Set task> Search the material and gather each line with "know" in it.

Source material>
—————

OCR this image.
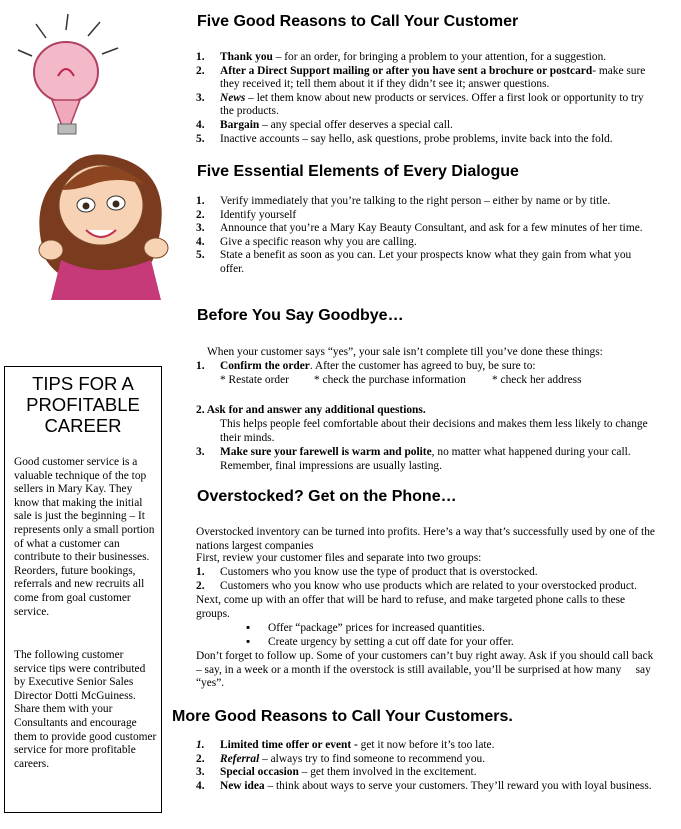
Five Good Reasons to Call Your Customer
1. Thank you – for an order, for bringing a problem to your attention, for a suggestion.
2. After a Direct Support mailing or after you have sent a brochure or postcard- make sure they received it; tell them about it if they didn’t see it; answer questions.
3. News – let them know about new products or services. Offer a first look or opportunity to try the products.
4. Bargain – any special offer deserves a special call.
5. Inactive accounts – say hello, ask questions, probe problems, invite back into the fold.
Five Essential Elements of Every Dialogue
1. Verify immediately that you’re talking to the right person – either by name or by title.
2. Identify yourself
3. Announce that you’re a Mary Kay Beauty Consultant, and ask for a few minutes of her time.
4. Give a specific reason why you are calling.
5. State a benefit as soon as you can. Let your prospects know what they gain from what you offer.
Before You Say Goodbye…
When your customer says “yes”, your sale isn’t complete till you’ve done these things:
1. Confirm the order. After the customer has agreed to buy, be sure to:
* Restate order * check the purchase information * check her address
2. Ask for and answer any additional questions.
This helps people feel comfortable about their decisions and makes them less likely to change their minds.
3. Make sure your farewell is warm and polite, no matter what happened during your call. Remember, final impressions are usually lasting.
Overstocked? Get on the Phone…
Overstocked inventory can be turned into profits. Here’s a way that’s successfully used by one of the nations largest companies
First, review your customer files and separate into two groups:
1. Customers who you know use the type of product that is overstocked.
2. Customers who you know who use products which are related to your overstocked product.
Next, come up with an offer that will be hard to refuse, and make targeted phone calls to these groups.
▪ Offer “package” prices for increased quantities.
▪ Create urgency by setting a cut off date for your offer.
Don’t forget to follow up. Some of your customers can’t buy right away. Ask if you should call back – say, in a week or a month if the overstock is still available, you’ll be surprised at how many     say “yes”.
More Good Reasons to Call Your Customers.
1. Limited time offer or event - get it now before it’s too late.
2. Referral – always try to find someone to recommend you.
3. Special occasion – get them involved in the excitement.
4. New idea – think about ways to serve your customers. They’ll reward you with loyal business.
TIPS FOR A
PROFITABLE
CAREER
Good customer service is a valuable technique of the top sellers in Mary Kay. They know that making the initial sale is just the beginning – It represents only a small portion of what a customer can contribute to their businesses. Reorders, future bookings, referrals and new recruits all come from goal customer service.
The following customer service tips were contributed by Executive Senior Sales Director Dotti McGuiness. Share them with your Consultants and encourage them to provide good customer service for more profitable careers.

—————

Correct answer>
3. News – let them know about new products or services. Offer a first look or opportunity to try the products.
5. State a benefit as soon as you can. Let your prospects know what they gain from what you offer.
1. Customers who you know use the type of product that is overstocked.
2. Customers who you know who use products which are related to your overstocked product.
Good customer service is a valuable technique of the top sellers in Mary Kay. They know that making the initial sale is just the beginning – It represents only a small portion of what a customer can contribute to their businesses. Reorders, future bookings, referrals and new recruits all come from goal customer service.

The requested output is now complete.